# Request
Repeat, exactly and in full, the lines of the listing below, but without any pictures.

(Items listed in a dataset)

[Start]

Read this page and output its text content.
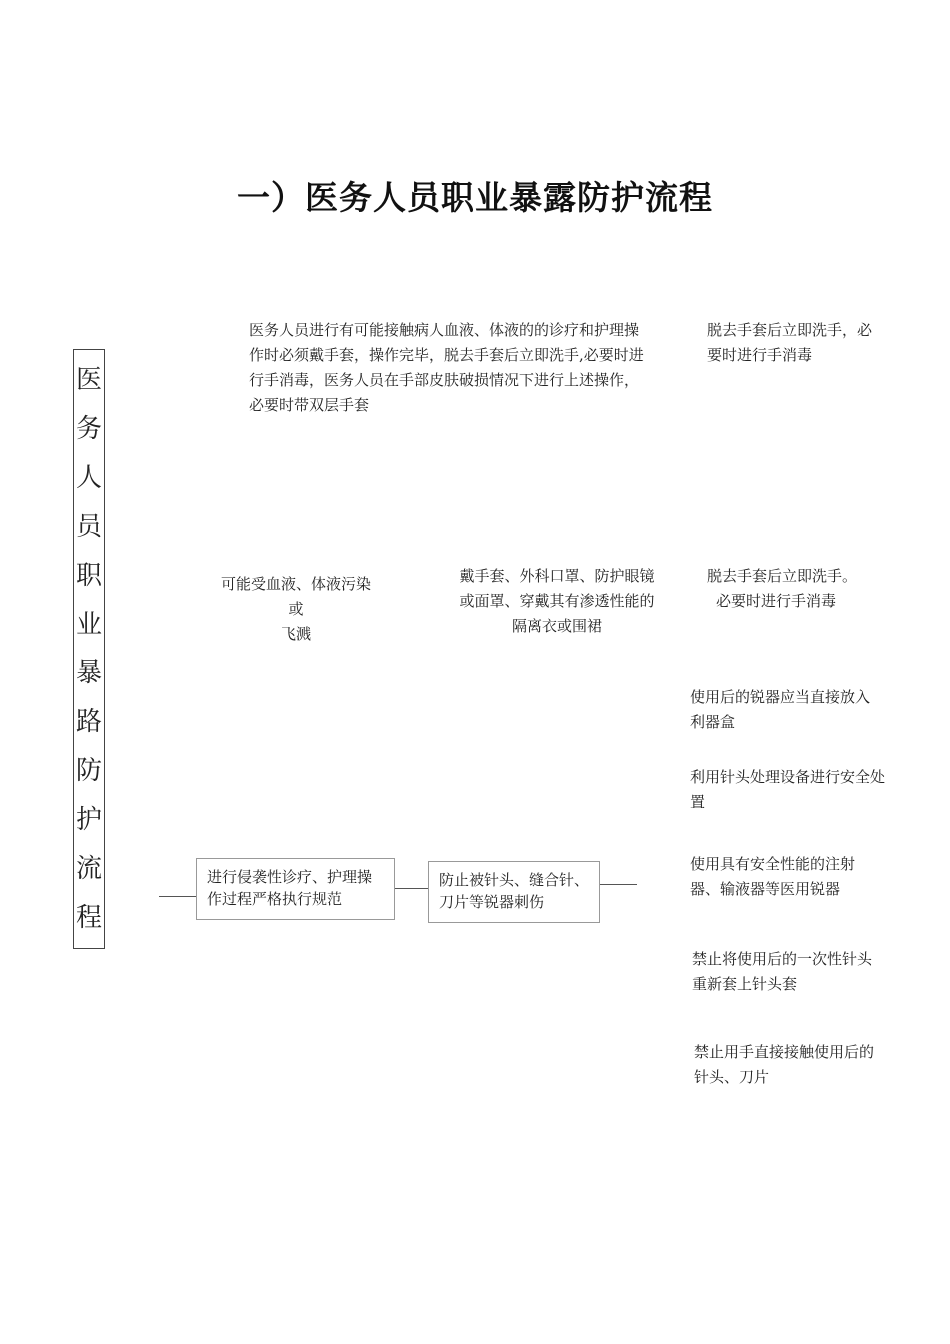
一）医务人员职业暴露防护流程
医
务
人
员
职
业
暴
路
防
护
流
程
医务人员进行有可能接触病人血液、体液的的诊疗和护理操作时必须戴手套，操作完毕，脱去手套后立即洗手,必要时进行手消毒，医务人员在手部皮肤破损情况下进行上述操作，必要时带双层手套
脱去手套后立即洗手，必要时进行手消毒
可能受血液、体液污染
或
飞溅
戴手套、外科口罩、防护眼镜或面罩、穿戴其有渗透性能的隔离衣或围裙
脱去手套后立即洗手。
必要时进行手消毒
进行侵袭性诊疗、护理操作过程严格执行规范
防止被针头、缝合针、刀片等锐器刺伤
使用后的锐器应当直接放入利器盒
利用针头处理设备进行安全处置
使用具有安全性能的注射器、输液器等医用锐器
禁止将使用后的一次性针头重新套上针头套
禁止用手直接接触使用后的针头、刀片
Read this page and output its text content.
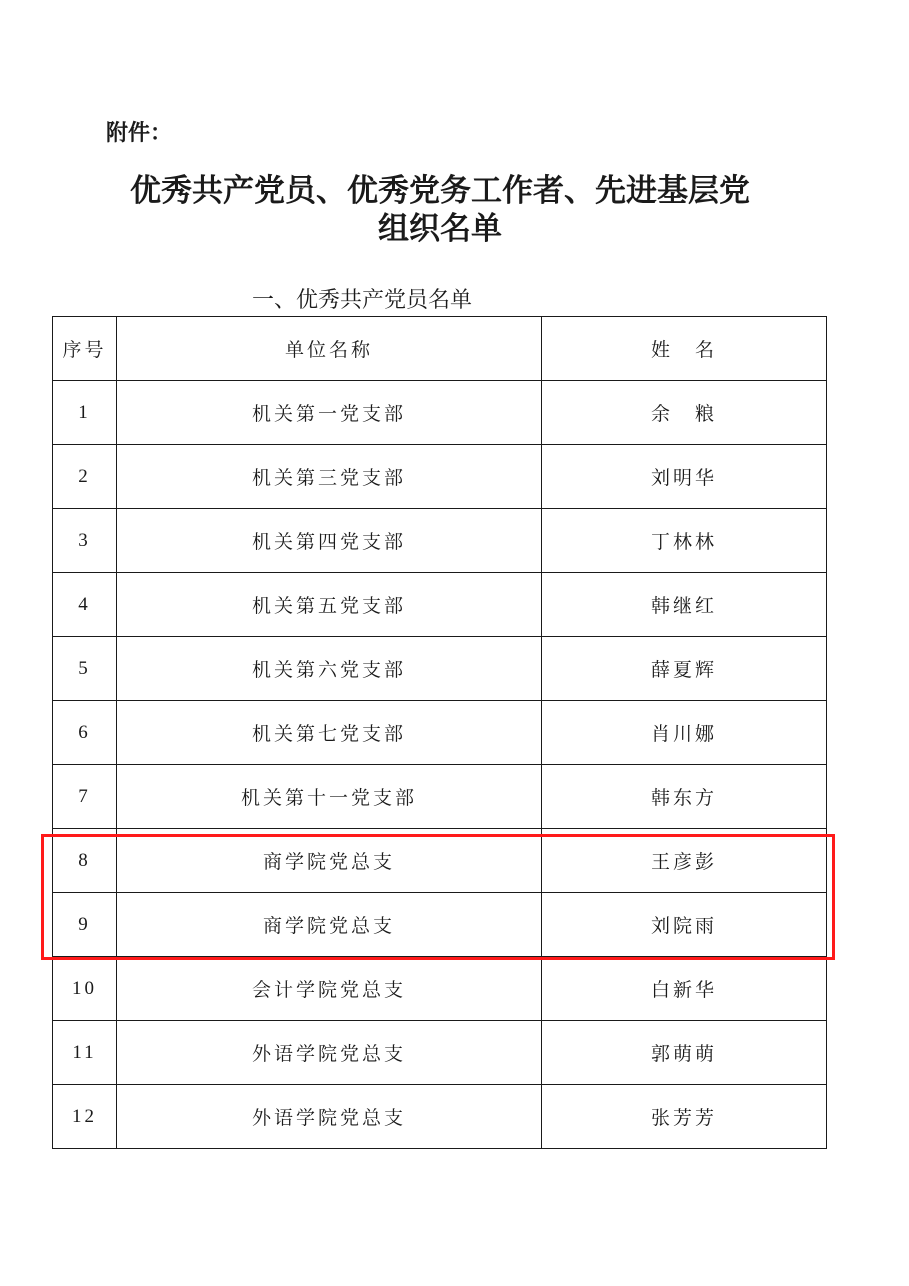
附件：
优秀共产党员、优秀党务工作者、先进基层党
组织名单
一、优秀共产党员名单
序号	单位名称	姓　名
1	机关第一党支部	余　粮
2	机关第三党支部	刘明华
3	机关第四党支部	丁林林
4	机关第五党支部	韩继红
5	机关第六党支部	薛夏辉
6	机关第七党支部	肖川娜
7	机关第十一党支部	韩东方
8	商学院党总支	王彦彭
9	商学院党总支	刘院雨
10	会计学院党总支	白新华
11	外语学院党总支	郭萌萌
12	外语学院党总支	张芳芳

[End]

# Result of this task
Read this page and output its text content.
一）医务人员职业暴露防护流程
医
务
人
员
职
业
暴
路
防
护
流
程
医务人员进行有可能接触病人血液、体液的的诊疗和护理操作时必须戴手套，操作完毕，脱去手套后立即洗手,必要时进行手消毒，医务人员在手部皮肤破损情况下进行上述操作，必要时带双层手套
脱去手套后立即洗手，必要时进行手消毒
可能受血液、体液污染
或
飞溅
戴手套、外科口罩、防护眼镜或面罩、穿戴其有渗透性能的隔离衣或围裙
脱去手套后立即洗手。
必要时进行手消毒
进行侵袭性诊疗、护理操作过程严格执行规范
防止被针头、缝合针、刀片等锐器刺伤
使用后的锐器应当直接放入利器盒
利用针头处理设备进行安全处置
使用具有安全性能的注射器、输液器等医用锐器
禁止将使用后的一次性针头重新套上针头套
禁止用手直接接触使用后的针头、刀片
Read this page and output its text content.
附件：
优秀共产党员、优秀党务工作者、先进基层党
组织名单
一、优秀共产党员名单
序号	单位名称	姓　名
1	机关第一党支部	余　粮
2	机关第三党支部	刘明华
3	机关第四党支部	丁林林
4	机关第五党支部	韩继红
5	机关第六党支部	薛夏辉
6	机关第七党支部	肖川娜
7	机关第十一党支部	韩东方
8	商学院党总支	王彦彭
9	商学院党总支	刘院雨
10	会计学院党总支	白新华
11	外语学院党总支	郭萌萌
12	外语学院党总支	张芳芳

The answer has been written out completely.